======== Data to process
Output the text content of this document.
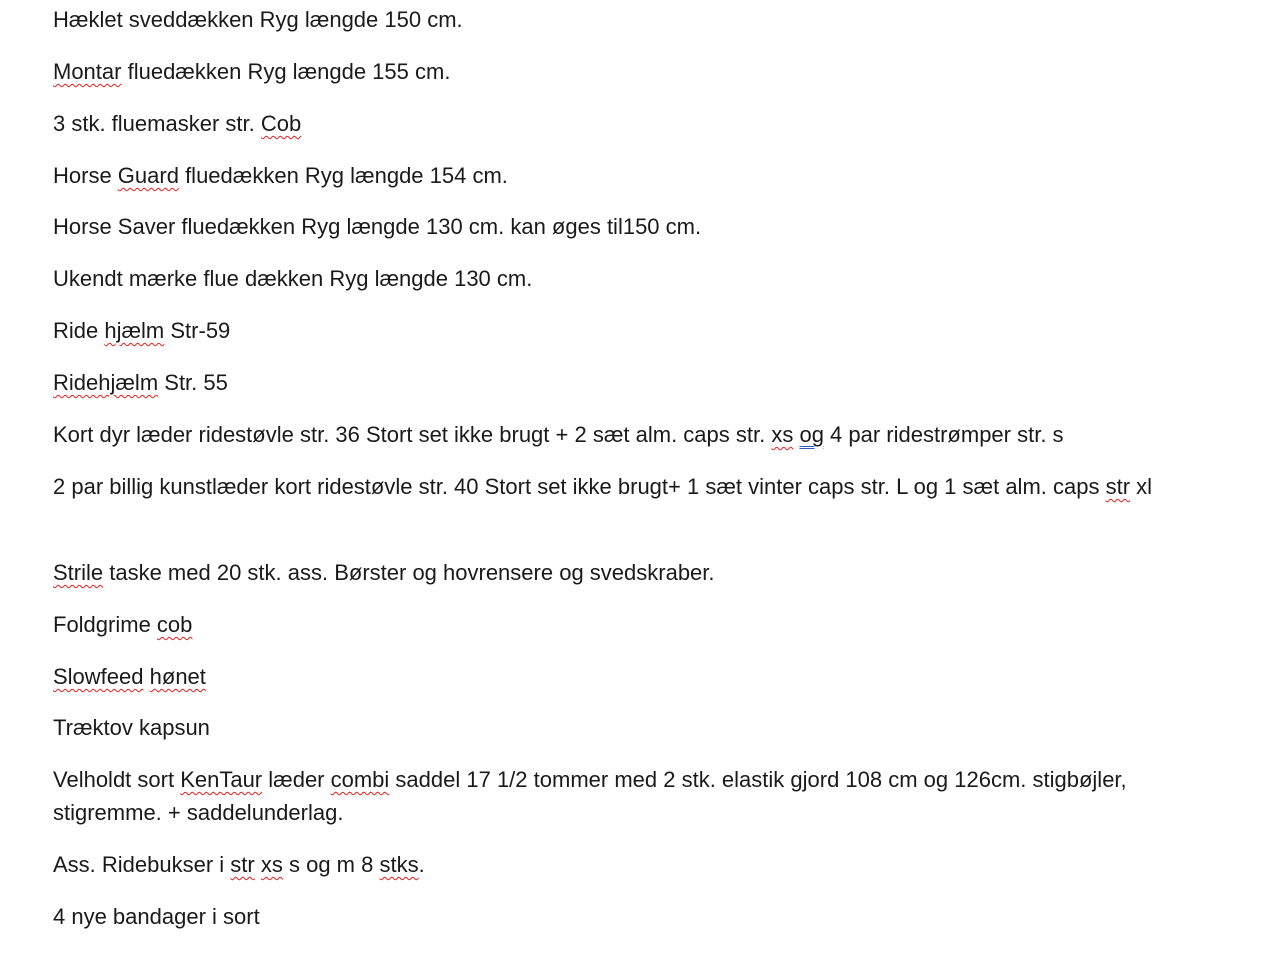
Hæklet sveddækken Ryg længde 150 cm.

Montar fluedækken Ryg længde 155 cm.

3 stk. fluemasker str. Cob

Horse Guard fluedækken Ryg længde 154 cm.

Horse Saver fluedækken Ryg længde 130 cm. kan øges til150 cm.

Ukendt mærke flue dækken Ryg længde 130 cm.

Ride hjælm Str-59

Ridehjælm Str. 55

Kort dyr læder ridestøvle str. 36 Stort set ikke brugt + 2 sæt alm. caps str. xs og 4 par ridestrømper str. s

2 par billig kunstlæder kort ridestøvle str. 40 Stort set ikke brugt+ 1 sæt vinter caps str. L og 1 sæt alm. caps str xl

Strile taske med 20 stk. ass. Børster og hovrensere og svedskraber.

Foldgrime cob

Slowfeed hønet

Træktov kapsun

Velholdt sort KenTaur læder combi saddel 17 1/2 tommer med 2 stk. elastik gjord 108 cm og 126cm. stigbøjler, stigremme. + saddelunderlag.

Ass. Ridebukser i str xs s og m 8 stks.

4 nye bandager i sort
================
======== Data to process
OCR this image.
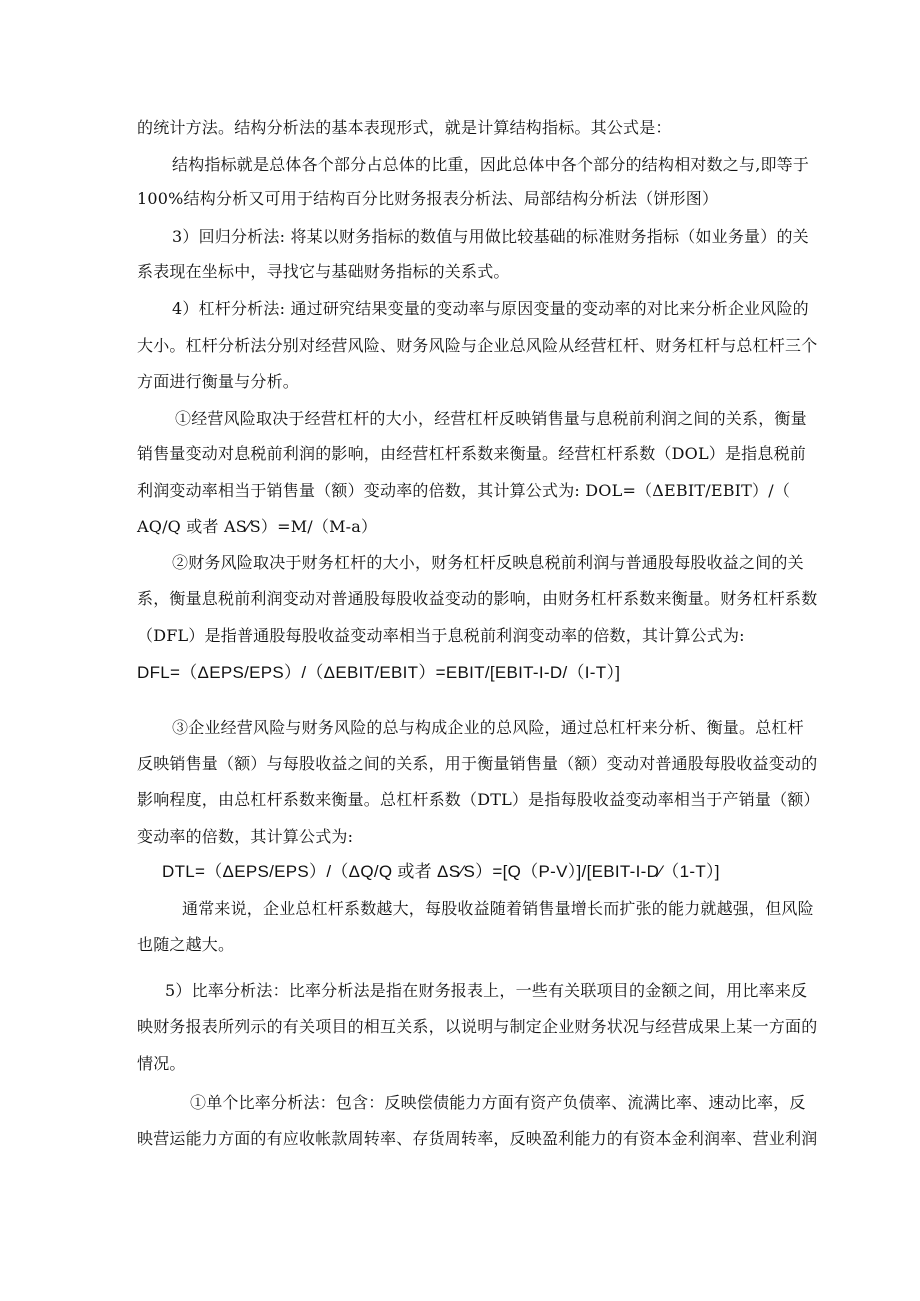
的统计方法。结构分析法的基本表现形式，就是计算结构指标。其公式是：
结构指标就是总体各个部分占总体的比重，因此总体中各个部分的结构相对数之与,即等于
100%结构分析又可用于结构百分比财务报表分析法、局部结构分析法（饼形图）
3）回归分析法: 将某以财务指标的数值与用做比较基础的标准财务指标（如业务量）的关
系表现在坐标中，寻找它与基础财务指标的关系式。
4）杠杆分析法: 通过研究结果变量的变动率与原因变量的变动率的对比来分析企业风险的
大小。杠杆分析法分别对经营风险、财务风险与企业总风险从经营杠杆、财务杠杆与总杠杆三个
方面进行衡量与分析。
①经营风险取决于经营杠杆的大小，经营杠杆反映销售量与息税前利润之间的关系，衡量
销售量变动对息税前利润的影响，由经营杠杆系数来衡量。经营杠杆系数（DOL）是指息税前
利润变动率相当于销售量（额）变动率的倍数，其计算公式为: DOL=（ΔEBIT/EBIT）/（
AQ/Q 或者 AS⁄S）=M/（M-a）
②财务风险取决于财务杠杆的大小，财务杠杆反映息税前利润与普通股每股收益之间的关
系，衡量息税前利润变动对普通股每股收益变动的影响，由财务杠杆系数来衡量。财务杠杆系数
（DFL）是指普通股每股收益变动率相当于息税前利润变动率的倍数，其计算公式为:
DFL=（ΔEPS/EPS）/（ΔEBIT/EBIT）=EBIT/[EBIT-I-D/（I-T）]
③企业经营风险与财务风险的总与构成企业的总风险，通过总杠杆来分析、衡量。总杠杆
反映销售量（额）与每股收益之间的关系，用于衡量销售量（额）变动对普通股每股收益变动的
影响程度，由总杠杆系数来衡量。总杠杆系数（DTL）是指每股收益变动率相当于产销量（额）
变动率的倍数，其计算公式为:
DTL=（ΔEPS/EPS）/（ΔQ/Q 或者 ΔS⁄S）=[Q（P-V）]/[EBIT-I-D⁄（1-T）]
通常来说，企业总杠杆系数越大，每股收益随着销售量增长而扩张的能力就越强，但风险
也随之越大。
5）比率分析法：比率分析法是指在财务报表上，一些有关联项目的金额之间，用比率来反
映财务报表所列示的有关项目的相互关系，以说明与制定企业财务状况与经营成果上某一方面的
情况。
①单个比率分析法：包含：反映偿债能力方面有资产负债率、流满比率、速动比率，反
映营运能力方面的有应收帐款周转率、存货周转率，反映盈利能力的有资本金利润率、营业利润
================
Exercise description :: Search the records above for the string "ridestøvle". Copy every line that contains it.

Right answer ::
Kort dyr læder ridestøvle str. 36 Stort set ikke brugt + 2 sæt alm. caps str. xs og 4 par ridestrømper str. s
2 par billig kunstlæder kort ridestøvle str. 40 Stort set ikke brugt+ 1 sæt vinter caps str. L og 1 sæt alm. caps str xl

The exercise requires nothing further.